---------- SUPPLIED MATERIAL
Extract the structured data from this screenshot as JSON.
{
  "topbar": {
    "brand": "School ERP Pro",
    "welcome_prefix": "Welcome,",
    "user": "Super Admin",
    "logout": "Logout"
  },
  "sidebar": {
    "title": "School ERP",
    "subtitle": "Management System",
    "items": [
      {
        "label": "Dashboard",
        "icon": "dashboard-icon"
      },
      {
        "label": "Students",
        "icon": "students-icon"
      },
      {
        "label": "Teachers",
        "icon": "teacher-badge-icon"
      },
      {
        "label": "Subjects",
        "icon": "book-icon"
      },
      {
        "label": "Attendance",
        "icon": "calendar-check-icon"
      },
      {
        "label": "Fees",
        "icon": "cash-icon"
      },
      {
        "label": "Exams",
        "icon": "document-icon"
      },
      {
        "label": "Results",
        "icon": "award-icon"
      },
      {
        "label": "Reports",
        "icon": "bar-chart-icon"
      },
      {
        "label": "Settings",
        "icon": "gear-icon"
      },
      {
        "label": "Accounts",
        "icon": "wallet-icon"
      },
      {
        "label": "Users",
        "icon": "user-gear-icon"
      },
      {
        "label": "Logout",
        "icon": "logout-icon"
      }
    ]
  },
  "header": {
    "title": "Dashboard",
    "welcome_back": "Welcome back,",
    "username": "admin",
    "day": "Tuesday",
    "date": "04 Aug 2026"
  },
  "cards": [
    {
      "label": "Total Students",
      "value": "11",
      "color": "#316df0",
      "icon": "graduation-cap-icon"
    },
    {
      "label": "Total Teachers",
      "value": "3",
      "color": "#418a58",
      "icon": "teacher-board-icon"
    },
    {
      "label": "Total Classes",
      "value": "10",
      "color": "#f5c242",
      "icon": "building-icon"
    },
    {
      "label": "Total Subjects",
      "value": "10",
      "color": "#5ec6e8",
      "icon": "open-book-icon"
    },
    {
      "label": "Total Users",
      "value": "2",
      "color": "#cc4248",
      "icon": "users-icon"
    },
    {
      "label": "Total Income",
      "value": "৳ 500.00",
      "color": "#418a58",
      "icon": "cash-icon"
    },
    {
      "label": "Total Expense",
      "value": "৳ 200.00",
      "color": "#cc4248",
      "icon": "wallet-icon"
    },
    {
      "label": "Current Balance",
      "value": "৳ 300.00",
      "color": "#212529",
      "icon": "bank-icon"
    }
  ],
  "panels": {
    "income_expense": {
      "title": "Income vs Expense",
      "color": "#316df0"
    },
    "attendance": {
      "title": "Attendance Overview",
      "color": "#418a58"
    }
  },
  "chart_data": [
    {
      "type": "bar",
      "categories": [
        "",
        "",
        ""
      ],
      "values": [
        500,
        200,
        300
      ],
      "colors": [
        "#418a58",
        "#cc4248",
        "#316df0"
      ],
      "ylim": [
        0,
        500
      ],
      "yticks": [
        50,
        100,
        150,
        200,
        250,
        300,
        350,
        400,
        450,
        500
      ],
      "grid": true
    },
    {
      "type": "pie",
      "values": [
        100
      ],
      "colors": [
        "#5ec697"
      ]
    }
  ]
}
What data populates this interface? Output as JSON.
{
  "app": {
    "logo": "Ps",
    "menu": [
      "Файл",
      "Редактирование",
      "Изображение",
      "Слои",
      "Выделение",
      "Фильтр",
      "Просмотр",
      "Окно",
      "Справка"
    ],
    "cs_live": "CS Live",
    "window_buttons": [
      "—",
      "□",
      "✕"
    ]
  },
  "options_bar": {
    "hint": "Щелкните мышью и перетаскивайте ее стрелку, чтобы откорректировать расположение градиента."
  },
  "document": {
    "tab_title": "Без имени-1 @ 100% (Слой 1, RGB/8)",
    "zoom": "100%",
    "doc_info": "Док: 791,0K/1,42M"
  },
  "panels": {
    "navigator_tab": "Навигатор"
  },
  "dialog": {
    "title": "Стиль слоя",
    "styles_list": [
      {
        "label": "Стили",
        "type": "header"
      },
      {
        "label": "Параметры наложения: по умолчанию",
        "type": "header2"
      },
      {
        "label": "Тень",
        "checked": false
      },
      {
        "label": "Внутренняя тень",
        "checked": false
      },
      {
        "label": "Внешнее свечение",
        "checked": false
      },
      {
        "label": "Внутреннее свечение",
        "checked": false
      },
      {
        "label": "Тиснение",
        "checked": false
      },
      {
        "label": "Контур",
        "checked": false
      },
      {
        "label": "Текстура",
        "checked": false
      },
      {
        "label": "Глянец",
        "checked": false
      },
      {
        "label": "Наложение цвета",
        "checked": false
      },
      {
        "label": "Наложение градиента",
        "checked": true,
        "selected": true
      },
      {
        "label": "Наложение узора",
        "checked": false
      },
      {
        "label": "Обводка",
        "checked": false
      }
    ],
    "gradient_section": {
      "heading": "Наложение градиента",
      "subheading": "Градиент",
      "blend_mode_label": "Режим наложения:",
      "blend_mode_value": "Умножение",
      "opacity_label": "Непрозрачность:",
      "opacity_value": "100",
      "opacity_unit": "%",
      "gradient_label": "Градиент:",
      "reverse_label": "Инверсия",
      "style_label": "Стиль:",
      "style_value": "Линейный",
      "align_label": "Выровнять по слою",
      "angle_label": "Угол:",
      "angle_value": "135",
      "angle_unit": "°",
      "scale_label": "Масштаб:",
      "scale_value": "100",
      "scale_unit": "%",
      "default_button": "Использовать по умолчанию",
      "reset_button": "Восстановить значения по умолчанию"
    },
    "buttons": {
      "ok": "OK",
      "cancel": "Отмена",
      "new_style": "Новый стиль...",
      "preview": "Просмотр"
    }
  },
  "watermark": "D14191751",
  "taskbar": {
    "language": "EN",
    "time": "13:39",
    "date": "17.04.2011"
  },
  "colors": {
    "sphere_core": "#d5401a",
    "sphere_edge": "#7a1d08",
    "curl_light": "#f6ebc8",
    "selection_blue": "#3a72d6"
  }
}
--------------------
PROBLEM: The answer must consist solely of the number of lines in the entries that contain the word "Welcome".

SOLUTION TO THIS EXERCISE: 2